• _Given task_: In the entries that follow, how many lines contain the word "детьми"? Answer with the number only.
****************
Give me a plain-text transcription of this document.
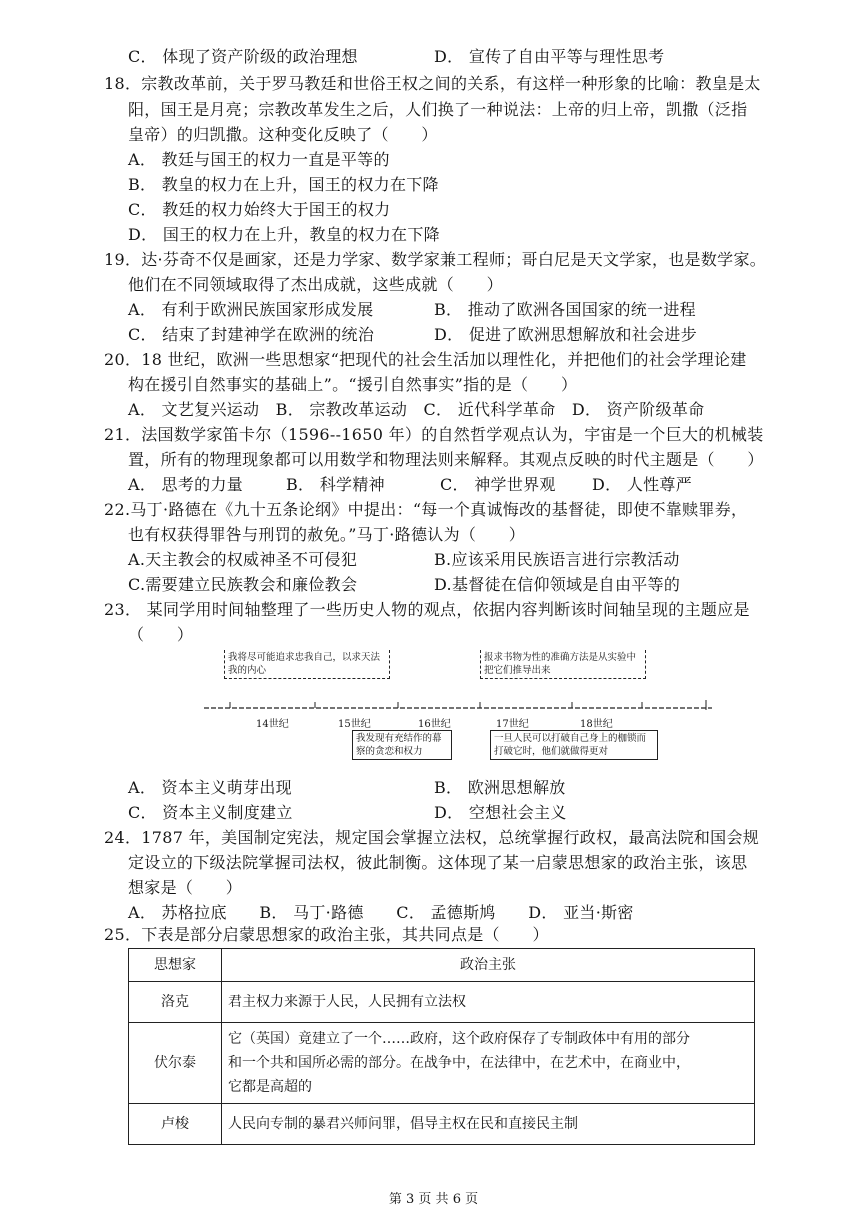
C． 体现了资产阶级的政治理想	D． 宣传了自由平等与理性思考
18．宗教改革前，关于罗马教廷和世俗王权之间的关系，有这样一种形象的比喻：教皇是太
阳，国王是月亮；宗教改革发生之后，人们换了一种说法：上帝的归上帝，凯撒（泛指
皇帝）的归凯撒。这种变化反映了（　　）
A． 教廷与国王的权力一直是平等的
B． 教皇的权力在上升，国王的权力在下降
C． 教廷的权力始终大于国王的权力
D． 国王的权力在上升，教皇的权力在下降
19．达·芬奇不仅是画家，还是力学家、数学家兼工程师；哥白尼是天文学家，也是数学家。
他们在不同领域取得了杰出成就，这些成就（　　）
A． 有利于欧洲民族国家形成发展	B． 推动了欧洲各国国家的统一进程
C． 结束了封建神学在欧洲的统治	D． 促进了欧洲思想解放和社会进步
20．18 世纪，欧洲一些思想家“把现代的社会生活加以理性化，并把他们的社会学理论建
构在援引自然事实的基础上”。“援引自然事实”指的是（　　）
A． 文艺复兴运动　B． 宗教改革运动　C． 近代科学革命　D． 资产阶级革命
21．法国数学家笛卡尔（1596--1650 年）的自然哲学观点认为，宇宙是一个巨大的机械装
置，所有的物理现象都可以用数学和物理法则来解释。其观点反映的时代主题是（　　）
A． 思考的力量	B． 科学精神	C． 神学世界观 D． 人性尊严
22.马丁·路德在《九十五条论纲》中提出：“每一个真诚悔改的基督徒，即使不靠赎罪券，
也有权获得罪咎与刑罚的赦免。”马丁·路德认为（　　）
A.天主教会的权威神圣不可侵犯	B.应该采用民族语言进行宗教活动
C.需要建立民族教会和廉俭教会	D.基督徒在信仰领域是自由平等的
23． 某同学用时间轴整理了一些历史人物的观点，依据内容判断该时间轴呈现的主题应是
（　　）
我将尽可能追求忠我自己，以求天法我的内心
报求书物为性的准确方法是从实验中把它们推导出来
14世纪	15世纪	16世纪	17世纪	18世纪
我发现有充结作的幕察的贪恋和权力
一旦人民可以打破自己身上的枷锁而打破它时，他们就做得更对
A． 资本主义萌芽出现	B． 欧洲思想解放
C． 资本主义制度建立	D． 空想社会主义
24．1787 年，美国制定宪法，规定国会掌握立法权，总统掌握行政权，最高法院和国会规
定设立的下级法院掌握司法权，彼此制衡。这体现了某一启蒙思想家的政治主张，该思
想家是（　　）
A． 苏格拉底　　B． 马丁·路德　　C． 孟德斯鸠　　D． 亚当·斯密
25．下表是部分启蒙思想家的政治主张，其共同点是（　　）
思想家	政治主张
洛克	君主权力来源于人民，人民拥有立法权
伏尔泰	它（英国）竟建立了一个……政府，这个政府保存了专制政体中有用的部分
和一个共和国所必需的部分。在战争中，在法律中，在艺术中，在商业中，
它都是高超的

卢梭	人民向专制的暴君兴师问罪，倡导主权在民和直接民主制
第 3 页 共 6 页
****************
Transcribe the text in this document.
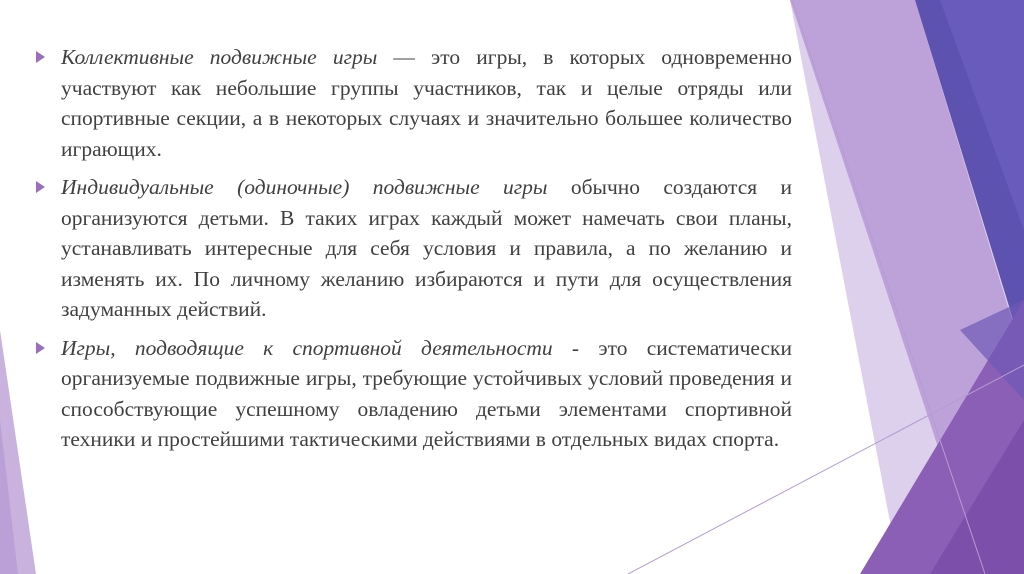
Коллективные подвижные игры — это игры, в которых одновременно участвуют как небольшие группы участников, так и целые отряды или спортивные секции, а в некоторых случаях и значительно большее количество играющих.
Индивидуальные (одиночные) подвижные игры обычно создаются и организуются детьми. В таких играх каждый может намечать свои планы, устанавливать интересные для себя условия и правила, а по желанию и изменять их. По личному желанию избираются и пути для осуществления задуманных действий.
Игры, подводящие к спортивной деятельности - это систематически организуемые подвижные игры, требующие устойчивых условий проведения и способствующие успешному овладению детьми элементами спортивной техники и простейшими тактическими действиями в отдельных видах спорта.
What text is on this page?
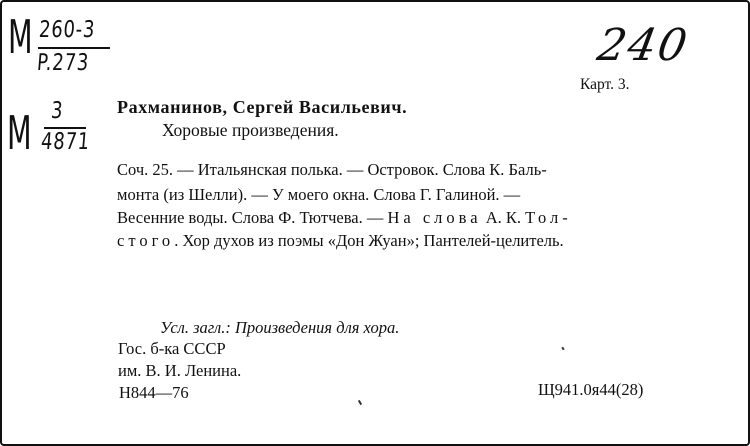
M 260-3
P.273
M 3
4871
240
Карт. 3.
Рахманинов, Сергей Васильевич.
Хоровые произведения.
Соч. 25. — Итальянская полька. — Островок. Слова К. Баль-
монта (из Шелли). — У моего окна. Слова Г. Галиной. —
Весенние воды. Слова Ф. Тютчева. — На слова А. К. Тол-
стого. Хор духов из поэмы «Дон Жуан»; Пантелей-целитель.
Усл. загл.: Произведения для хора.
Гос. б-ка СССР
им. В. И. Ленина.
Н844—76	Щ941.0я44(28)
****************
• _Exercise response_: 2